Short problem. Scan the material that follows. Copy every line containing the word "narrow".

Exercise input.
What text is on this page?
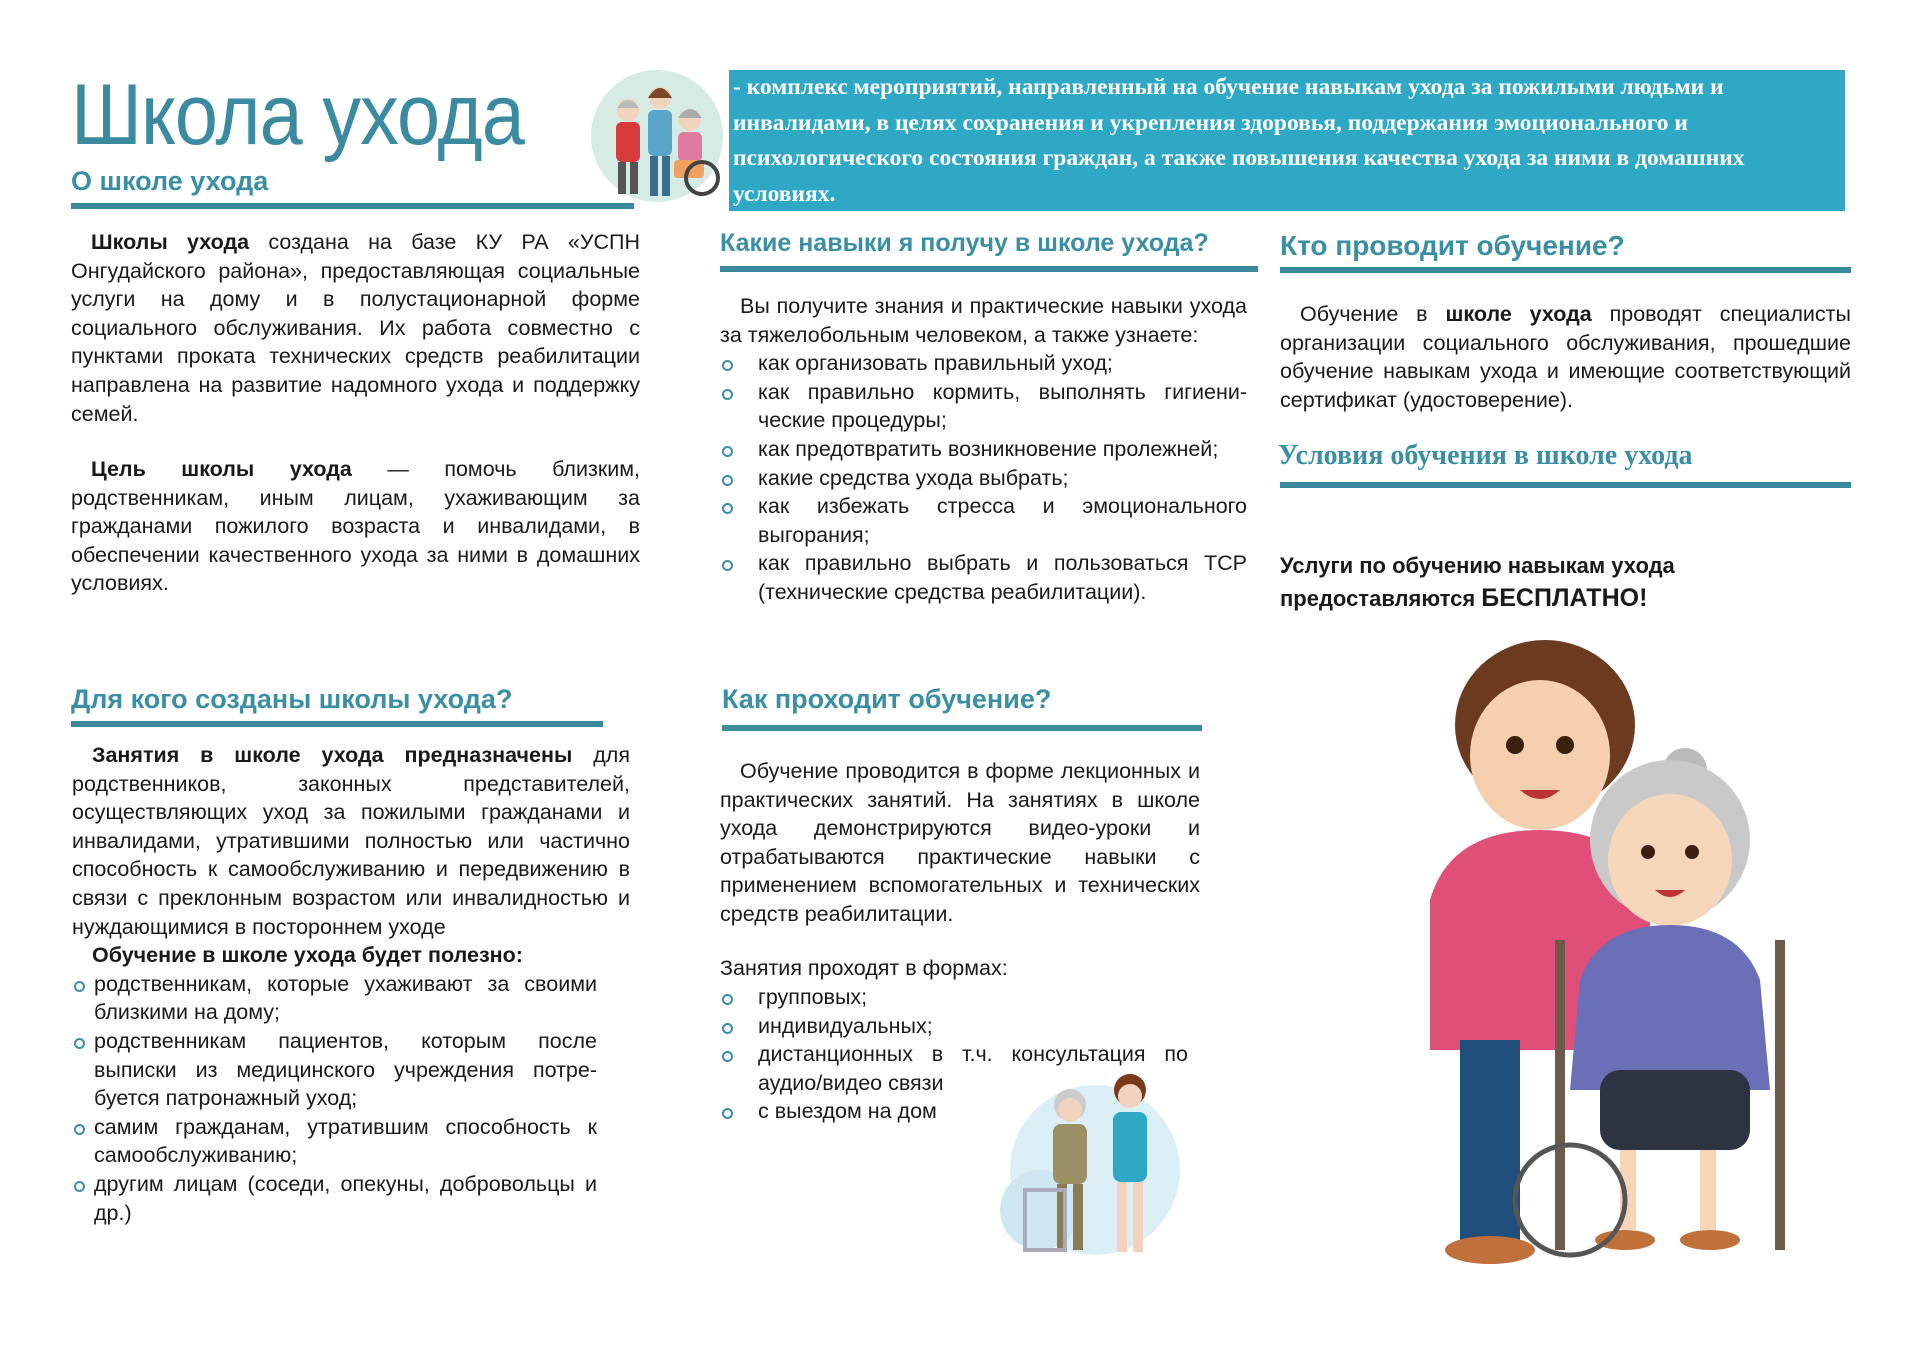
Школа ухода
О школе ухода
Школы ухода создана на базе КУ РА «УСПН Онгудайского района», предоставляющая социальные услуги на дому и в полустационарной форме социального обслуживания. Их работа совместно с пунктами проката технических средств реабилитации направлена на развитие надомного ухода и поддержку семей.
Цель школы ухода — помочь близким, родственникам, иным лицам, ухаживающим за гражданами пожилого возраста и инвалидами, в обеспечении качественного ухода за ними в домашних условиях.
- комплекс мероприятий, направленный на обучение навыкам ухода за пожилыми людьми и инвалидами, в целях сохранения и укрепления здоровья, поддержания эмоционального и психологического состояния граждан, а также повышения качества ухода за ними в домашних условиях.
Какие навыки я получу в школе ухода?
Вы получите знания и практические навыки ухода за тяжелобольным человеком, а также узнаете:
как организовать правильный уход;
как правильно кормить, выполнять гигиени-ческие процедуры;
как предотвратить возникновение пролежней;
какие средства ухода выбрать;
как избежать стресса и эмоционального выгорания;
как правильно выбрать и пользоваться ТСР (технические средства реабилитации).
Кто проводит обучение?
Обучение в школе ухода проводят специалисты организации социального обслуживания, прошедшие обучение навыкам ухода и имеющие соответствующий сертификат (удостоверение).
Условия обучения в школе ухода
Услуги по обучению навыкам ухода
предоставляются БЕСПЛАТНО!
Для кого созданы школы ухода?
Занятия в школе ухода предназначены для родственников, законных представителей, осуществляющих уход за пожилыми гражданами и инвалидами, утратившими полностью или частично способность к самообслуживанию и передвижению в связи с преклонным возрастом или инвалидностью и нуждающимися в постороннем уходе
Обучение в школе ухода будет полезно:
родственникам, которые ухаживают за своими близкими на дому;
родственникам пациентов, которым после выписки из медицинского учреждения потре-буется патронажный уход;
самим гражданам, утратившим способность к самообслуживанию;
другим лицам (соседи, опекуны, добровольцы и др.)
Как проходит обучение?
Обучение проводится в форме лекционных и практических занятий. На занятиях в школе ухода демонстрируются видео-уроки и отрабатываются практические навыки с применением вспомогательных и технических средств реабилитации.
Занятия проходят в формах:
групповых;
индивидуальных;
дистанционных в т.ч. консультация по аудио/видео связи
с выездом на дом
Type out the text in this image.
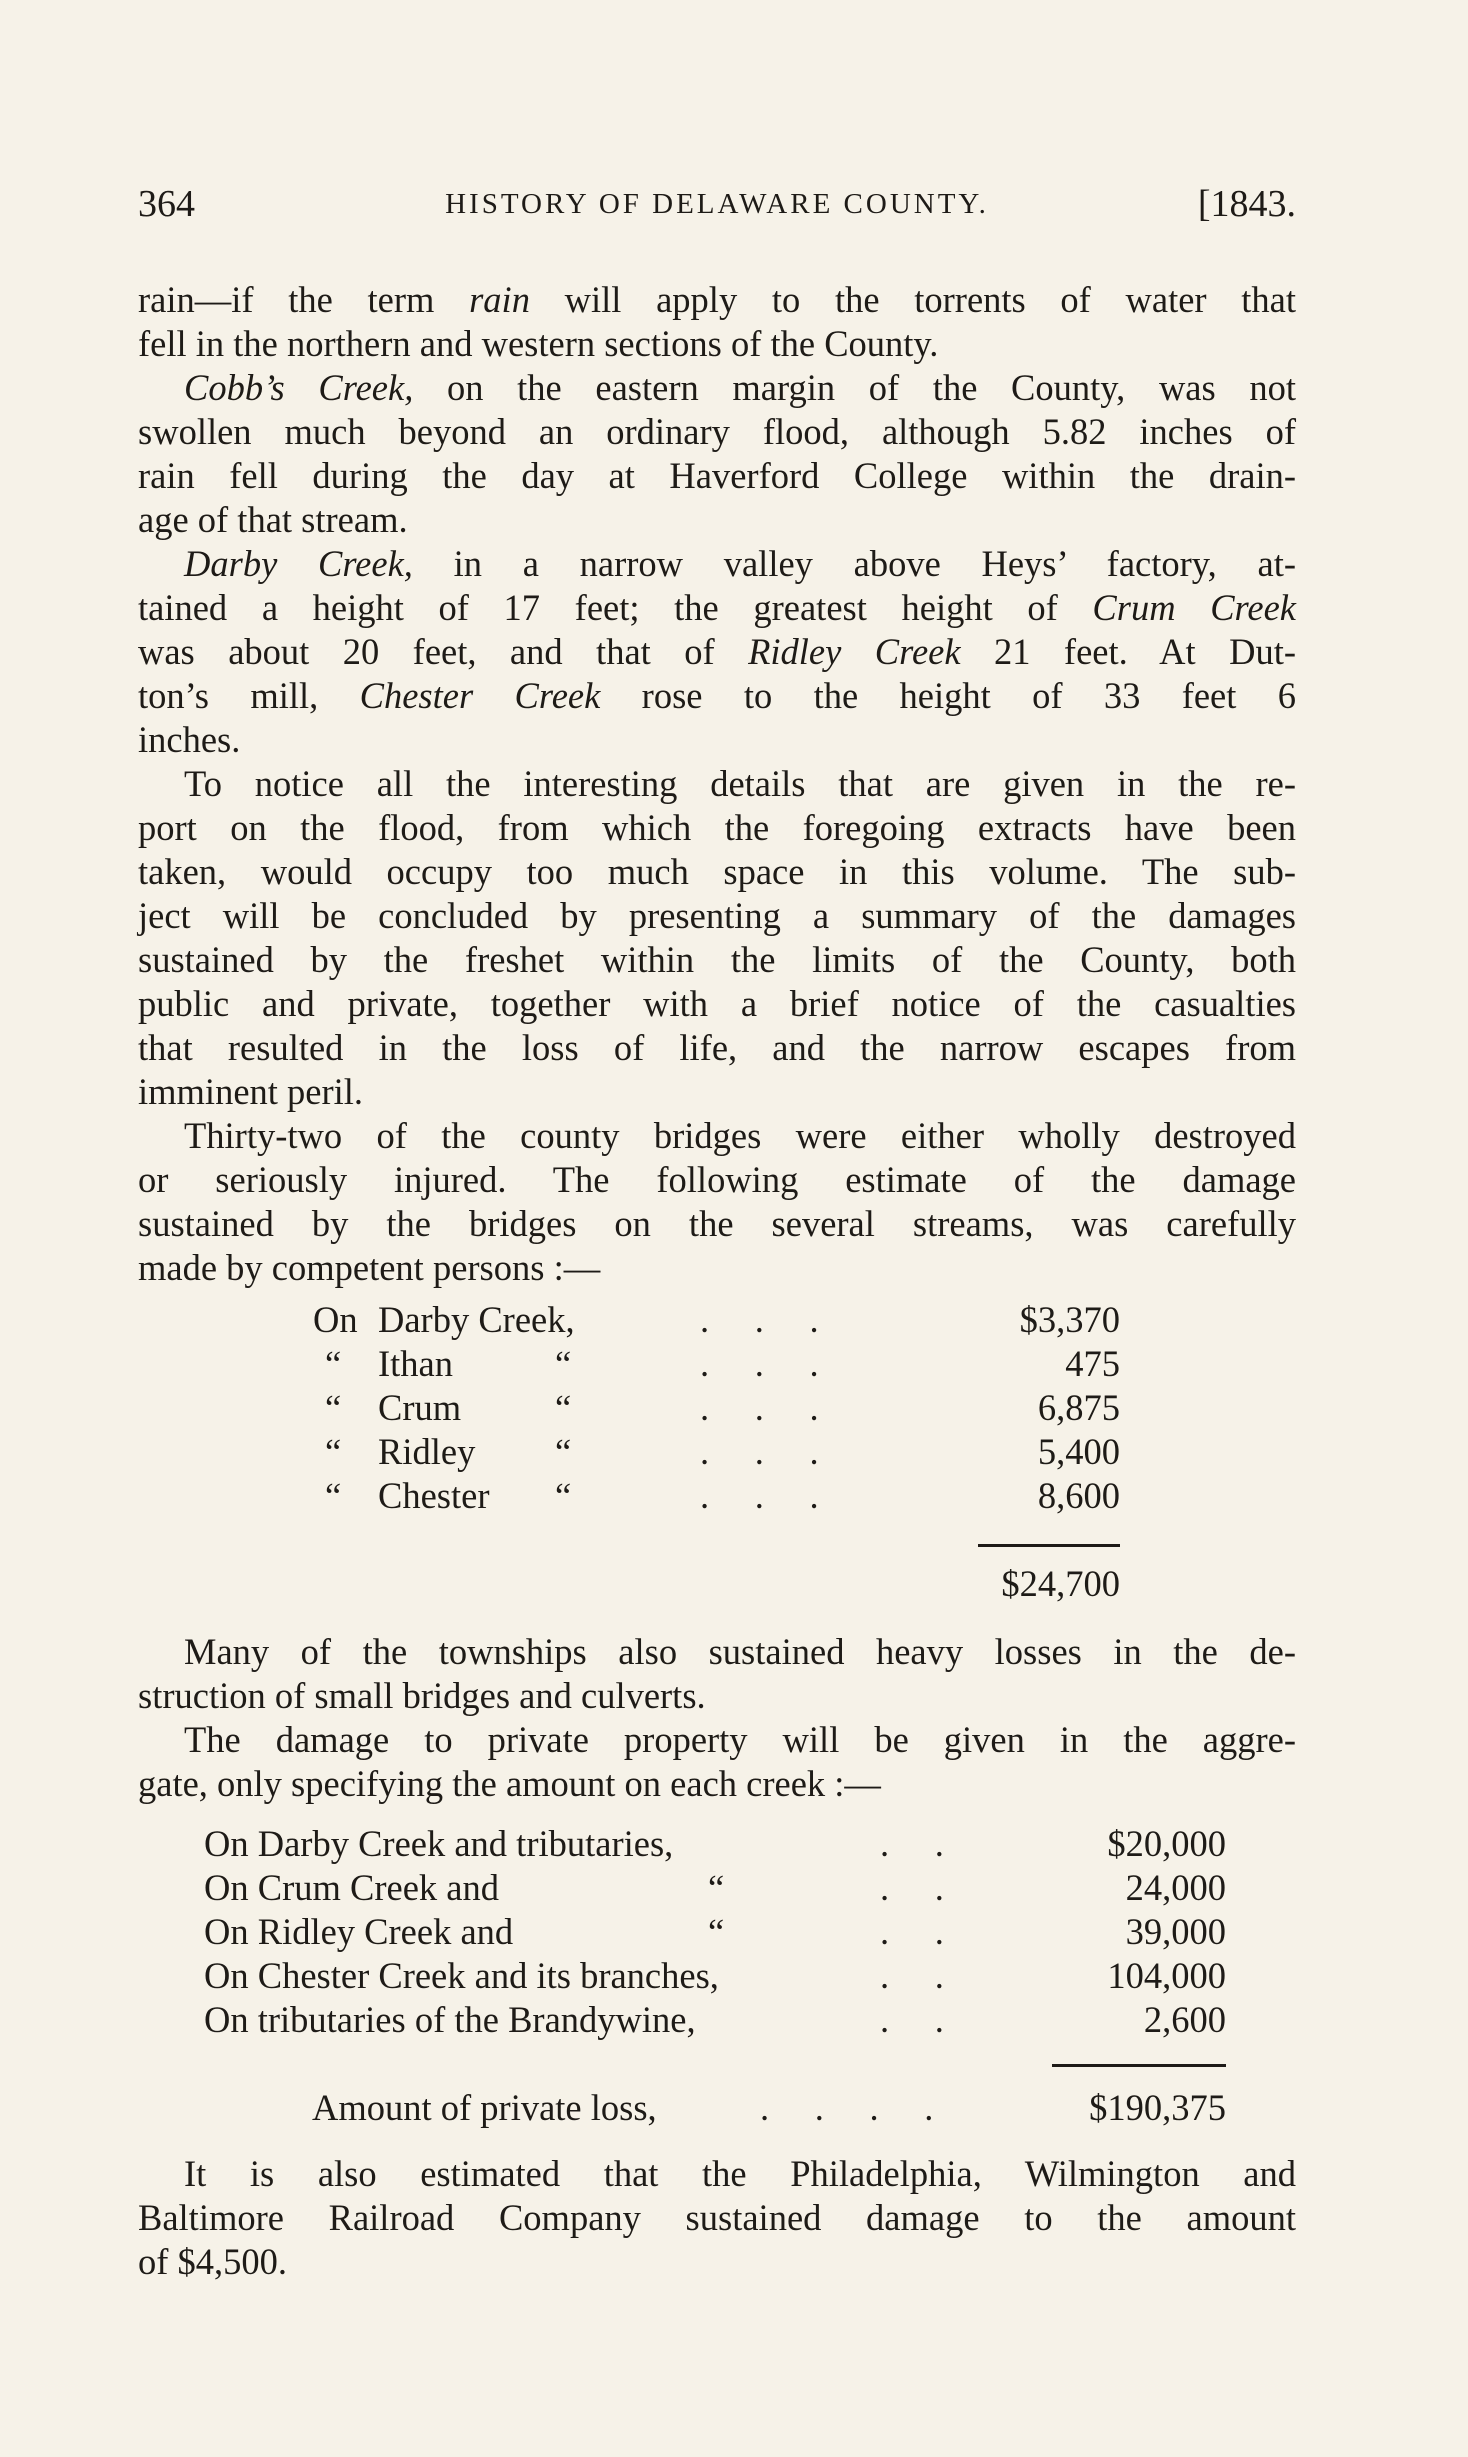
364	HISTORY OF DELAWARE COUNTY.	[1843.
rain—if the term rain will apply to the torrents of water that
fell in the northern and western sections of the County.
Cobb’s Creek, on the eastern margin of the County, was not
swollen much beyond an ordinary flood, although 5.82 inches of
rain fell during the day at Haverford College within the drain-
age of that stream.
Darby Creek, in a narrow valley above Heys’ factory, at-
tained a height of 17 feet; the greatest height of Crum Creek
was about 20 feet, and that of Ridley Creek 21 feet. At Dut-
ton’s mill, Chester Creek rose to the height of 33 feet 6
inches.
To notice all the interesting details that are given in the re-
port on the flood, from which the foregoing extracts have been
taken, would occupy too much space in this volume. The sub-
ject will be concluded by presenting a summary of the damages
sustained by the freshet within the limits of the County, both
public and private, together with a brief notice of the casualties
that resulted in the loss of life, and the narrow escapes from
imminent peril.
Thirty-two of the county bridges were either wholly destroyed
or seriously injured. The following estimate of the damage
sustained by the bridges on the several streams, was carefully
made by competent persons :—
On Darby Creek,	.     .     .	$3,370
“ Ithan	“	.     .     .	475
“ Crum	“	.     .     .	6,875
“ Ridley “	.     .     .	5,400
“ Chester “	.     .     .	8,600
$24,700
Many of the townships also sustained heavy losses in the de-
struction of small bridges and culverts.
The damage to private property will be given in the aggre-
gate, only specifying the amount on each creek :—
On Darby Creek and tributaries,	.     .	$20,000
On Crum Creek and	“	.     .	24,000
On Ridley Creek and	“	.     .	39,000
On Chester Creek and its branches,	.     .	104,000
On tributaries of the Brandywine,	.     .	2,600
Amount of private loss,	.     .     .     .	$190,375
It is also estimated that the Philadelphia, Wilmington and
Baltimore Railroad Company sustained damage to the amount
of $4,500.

The reply.
Darby Creek, in a narrow valley above Heys’ factory, at-
that resulted in the loss of life, and the narrow escapes from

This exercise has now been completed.